[Start]

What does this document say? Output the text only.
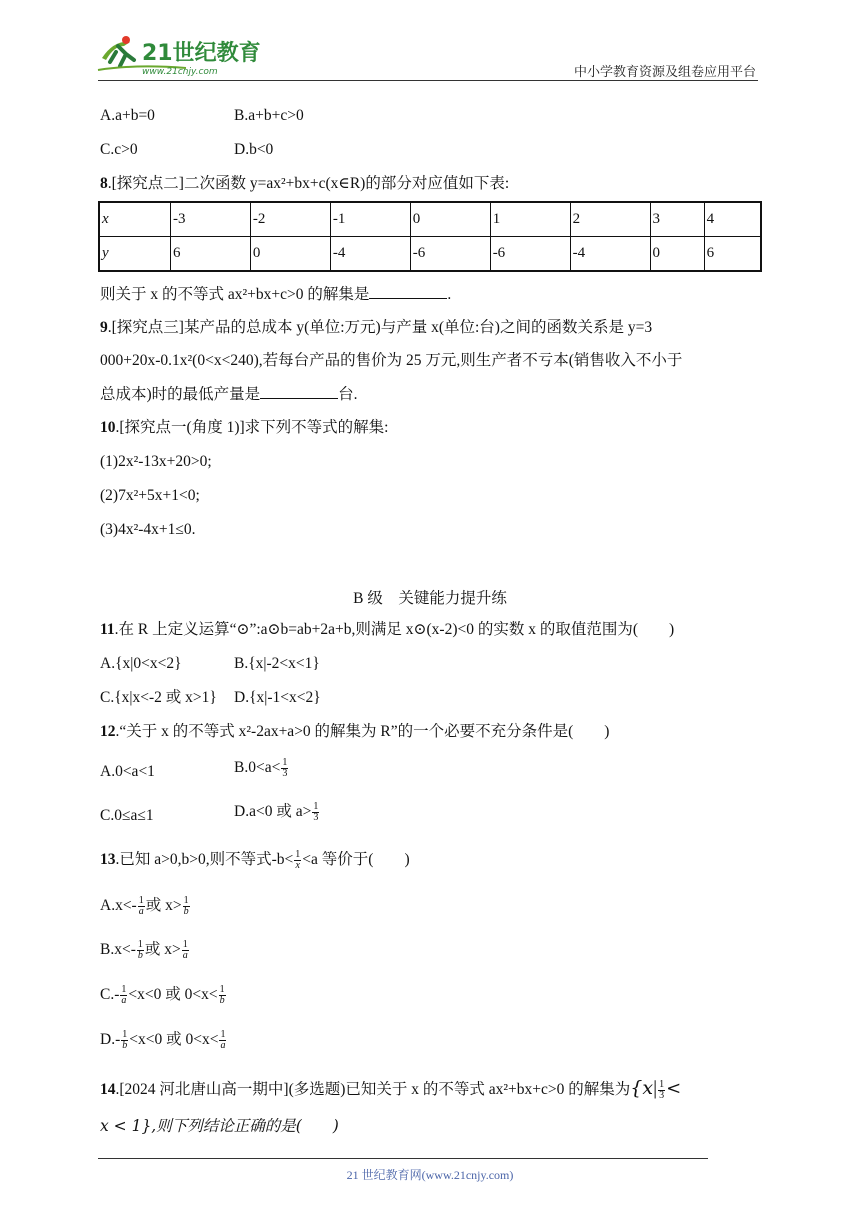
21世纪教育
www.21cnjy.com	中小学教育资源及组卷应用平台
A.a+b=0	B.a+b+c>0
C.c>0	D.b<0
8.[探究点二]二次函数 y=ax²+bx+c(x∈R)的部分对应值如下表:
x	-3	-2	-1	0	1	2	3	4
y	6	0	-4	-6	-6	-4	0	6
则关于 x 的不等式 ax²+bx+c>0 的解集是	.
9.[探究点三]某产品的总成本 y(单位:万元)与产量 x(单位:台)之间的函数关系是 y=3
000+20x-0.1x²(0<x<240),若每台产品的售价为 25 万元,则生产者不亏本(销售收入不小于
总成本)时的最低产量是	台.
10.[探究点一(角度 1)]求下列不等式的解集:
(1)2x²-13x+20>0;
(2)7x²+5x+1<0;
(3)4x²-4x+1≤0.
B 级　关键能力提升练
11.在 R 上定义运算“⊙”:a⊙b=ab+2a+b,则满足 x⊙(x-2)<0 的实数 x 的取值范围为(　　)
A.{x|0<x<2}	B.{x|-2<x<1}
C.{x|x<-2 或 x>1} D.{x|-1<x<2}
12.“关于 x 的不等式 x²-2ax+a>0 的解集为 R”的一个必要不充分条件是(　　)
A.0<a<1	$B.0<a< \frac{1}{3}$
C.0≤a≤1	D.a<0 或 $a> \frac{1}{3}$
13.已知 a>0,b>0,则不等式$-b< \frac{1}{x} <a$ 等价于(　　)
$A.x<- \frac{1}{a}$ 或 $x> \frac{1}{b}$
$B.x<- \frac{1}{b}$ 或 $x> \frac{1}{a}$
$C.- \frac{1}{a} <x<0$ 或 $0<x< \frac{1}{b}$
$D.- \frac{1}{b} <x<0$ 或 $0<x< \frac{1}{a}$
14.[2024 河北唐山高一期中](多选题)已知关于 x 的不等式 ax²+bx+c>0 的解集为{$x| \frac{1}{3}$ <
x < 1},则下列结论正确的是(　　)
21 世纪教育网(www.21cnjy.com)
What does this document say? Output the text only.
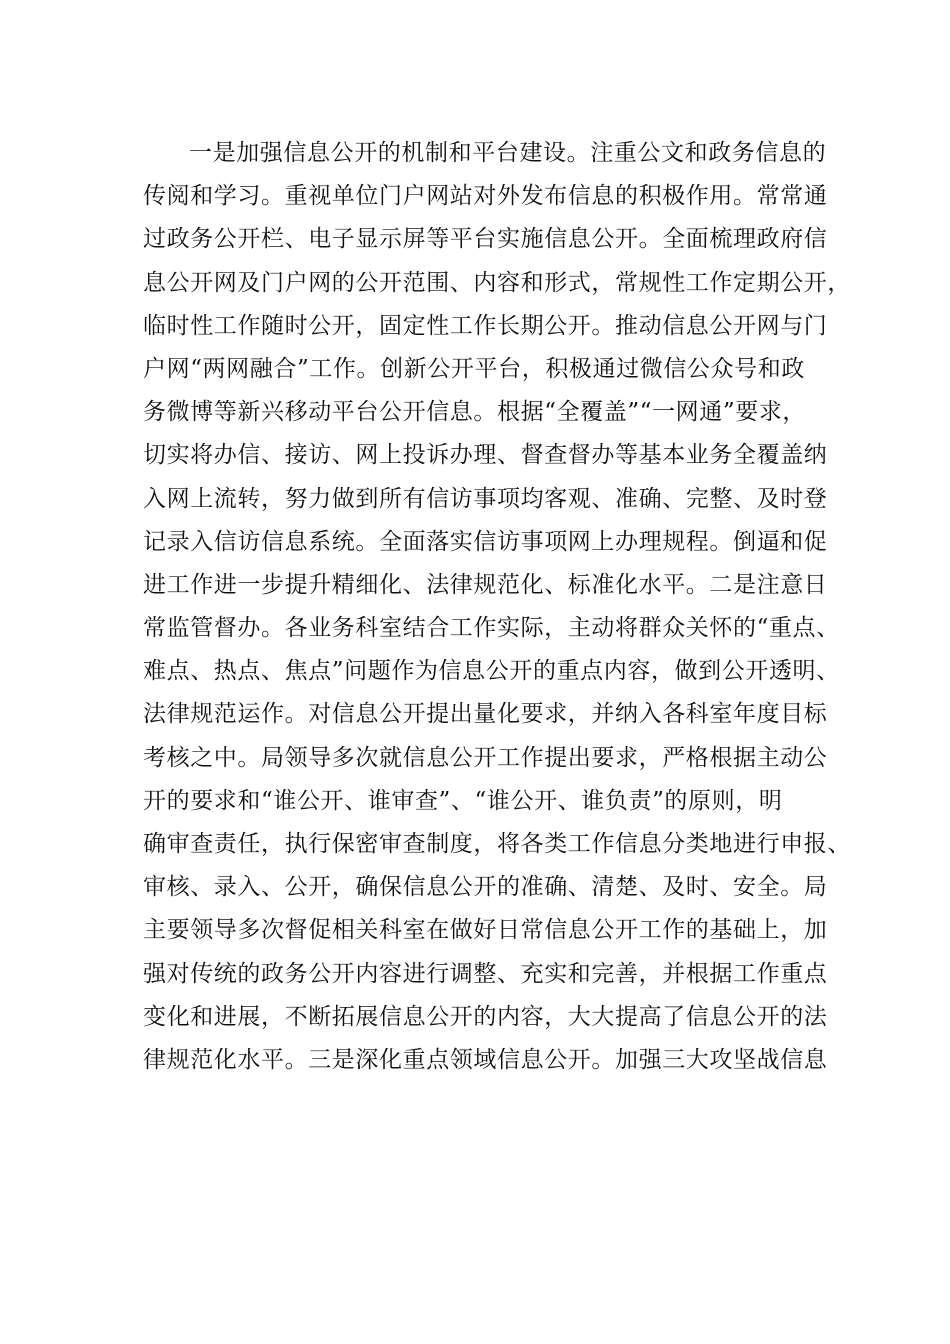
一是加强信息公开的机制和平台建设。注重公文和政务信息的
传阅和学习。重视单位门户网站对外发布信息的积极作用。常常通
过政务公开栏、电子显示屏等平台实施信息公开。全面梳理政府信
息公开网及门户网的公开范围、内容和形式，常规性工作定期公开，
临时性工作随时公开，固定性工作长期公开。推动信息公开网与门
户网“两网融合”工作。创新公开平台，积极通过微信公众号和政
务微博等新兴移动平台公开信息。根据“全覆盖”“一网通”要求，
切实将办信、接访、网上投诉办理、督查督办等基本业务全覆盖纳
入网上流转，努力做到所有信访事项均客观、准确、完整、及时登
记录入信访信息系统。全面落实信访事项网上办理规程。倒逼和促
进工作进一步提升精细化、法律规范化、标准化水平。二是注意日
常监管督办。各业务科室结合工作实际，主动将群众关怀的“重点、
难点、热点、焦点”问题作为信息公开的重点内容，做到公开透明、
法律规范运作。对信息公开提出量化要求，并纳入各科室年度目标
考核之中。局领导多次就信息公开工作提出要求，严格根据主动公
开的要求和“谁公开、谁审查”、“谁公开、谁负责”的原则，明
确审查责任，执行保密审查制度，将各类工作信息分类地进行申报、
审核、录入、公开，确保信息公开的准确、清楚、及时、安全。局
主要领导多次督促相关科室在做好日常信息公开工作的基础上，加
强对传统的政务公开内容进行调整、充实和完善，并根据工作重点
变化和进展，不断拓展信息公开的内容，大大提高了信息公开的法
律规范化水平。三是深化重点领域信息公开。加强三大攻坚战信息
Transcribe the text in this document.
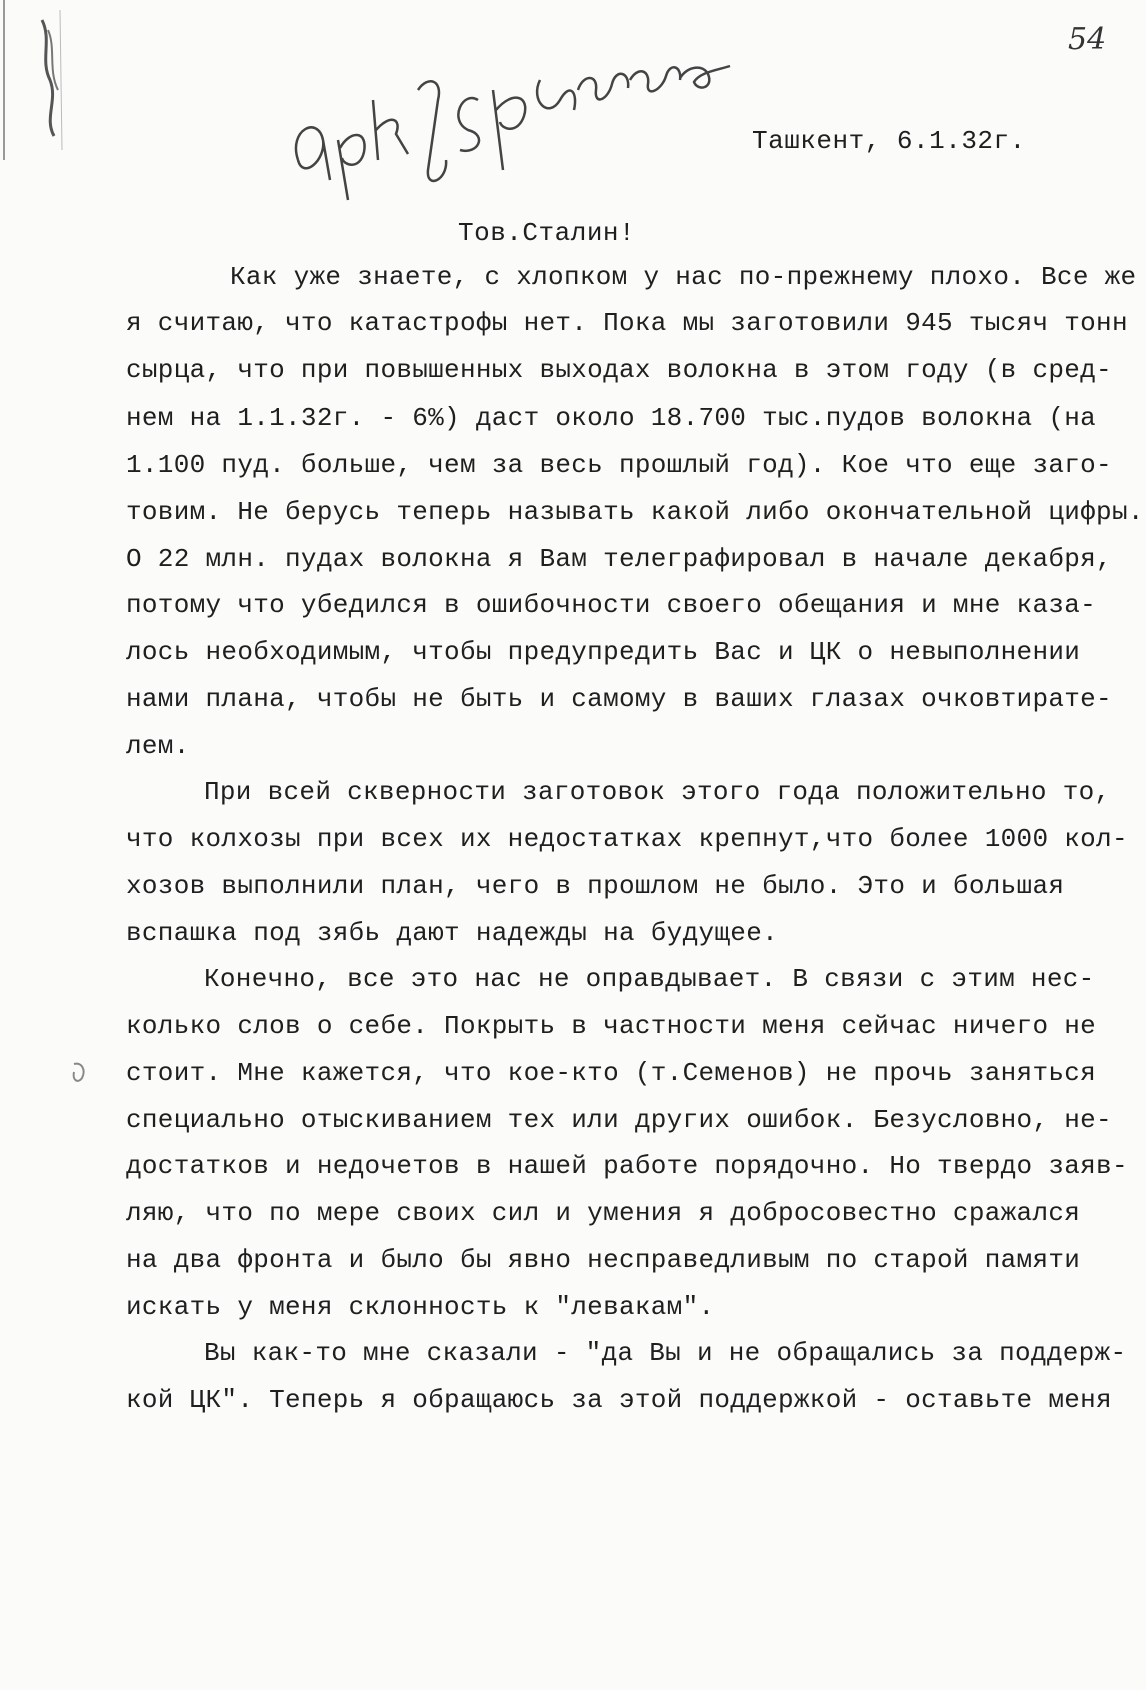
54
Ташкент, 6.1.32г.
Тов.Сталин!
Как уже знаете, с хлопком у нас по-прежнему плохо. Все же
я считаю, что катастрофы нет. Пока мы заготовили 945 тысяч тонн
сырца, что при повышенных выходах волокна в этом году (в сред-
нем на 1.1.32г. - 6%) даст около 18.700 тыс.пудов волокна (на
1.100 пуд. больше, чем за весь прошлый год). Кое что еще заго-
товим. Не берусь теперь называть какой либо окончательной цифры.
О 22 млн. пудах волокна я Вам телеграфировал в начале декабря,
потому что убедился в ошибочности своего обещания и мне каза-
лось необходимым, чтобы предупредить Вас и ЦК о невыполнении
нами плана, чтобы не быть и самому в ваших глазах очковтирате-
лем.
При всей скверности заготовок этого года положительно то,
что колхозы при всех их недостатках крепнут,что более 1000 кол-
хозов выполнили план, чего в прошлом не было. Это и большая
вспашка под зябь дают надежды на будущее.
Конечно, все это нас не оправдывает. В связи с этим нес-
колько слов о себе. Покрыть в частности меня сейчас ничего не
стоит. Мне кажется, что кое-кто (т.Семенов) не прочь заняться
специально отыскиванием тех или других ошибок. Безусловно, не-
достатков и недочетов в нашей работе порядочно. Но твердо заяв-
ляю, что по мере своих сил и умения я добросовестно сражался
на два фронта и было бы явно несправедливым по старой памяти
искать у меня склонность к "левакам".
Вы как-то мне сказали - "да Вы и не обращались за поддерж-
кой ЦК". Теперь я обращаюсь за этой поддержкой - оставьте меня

[End]

EXERCISE:
Only the number is needed here: how many lines of the records contain "frac"?

RESPONSE TO THIS TASK:
8